Records about charts and figures:
========================================

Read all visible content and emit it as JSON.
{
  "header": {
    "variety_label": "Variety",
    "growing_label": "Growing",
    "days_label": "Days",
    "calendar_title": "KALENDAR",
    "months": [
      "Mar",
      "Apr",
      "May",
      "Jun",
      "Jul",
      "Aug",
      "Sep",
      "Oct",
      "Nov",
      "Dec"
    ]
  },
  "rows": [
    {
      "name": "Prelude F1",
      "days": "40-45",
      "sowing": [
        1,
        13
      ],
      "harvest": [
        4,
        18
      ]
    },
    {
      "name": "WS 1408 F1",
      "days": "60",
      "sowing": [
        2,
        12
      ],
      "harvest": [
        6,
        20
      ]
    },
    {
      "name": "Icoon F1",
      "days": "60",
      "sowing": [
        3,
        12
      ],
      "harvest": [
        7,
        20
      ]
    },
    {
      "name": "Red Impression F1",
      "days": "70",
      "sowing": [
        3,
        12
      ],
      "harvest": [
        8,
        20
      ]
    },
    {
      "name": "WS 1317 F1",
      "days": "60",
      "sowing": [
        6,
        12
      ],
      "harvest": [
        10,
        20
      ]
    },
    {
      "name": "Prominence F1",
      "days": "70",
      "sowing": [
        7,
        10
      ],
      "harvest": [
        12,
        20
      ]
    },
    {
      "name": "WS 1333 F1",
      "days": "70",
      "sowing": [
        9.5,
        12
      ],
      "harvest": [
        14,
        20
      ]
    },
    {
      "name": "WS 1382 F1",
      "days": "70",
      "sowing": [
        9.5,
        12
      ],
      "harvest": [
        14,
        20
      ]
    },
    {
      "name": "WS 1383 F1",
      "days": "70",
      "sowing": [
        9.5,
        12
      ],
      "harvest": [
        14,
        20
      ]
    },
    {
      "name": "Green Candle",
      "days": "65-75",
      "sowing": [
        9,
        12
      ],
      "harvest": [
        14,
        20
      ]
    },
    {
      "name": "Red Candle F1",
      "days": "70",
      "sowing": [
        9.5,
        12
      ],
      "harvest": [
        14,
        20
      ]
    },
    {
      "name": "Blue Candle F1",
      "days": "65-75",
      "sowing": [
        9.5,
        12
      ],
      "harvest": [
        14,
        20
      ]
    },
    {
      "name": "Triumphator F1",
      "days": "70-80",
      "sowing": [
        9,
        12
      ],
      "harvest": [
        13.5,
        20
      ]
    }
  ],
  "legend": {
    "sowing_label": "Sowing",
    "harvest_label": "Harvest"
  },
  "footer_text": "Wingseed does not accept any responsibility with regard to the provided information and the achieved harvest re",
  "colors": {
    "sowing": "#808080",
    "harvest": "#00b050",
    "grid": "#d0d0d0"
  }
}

========================================

**What you will do**
Copy all the records above precisely.

**Answer to this problem**
Read all visible content and emit it as JSON.
{
  "header": {
    "variety_label": "Variety",
    "growing_label": "Growing",
    "days_label": "Days",
    "calendar_title": "KALENDAR",
    "months": [
      "Mar",
      "Apr",
      "May",
      "Jun",
      "Jul",
      "Aug",
      "Sep",
      "Oct",
      "Nov",
      "Dec"
    ]
  },
  "rows": [
    {
      "name": "Prelude F1",
      "days": "40-45",
      "sowing": [
        1,
        13
      ],
      "harvest": [
        4,
        18
      ]
    },
    {
      "name": "WS 1408 F1",
      "days": "60",
      "sowing": [
        2,
        12
      ],
      "harvest": [
        6,
        20
      ]
    },
    {
      "name": "Icoon F1",
      "days": "60",
      "sowing": [
        3,
        12
      ],
      "harvest": [
        7,
        20
      ]
    },
    {
      "name": "Red Impression F1",
      "days": "70",
      "sowing": [
        3,
        12
      ],
      "harvest": [
        8,
        20
      ]
    },
    {
      "name": "WS 1317 F1",
      "days": "60",
      "sowing": [
        6,
        12
      ],
      "harvest": [
        10,
        20
      ]
    },
    {
      "name": "Prominence F1",
      "days": "70",
      "sowing": [
        7,
        10
      ],
      "harvest": [
        12,
        20
      ]
    },
    {
      "name": "WS 1333 F1",
      "days": "70",
      "sowing": [
        9.5,
        12
      ],
      "harvest": [
        14,
        20
      ]
    },
    {
      "name": "WS 1382 F1",
      "days": "70",
      "sowing": [
        9.5,
        12
      ],
      "harvest": [
        14,
        20
      ]
    },
    {
      "name": "WS 1383 F1",
      "days": "70",
      "sowing": [
        9.5,
        12
      ],
      "harvest": [
        14,
        20
      ]
    },
    {
      "name": "Green Candle",
      "days": "65-75",
      "sowing": [
        9,
        12
      ],
      "harvest": [
        14,
        20
      ]
    },
    {
      "name": "Red Candle F1",
      "days": "70",
      "sowing": [
        9.5,
        12
      ],
      "harvest": [
        14,
        20
      ]
    },
    {
      "name": "Blue Candle F1",
      "days": "65-75",
      "sowing": [
        9.5,
        12
      ],
      "harvest": [
        14,
        20
      ]
    },
    {
      "name": "Triumphator F1",
      "days": "70-80",
      "sowing": [
        9,
        12
      ],
      "harvest": [
        13.5,
        20
      ]
    }
  ],
  "legend": {
    "sowing_label": "Sowing",
    "harvest_label": "Harvest"
  },
  "footer_text": "Wingseed does not accept any responsibility with regard to the provided information and the achieved harvest re",
  "colors": {
    "sowing": "#808080",
    "harvest": "#00b050",
    "grid": "#d0d0d0"
  }
}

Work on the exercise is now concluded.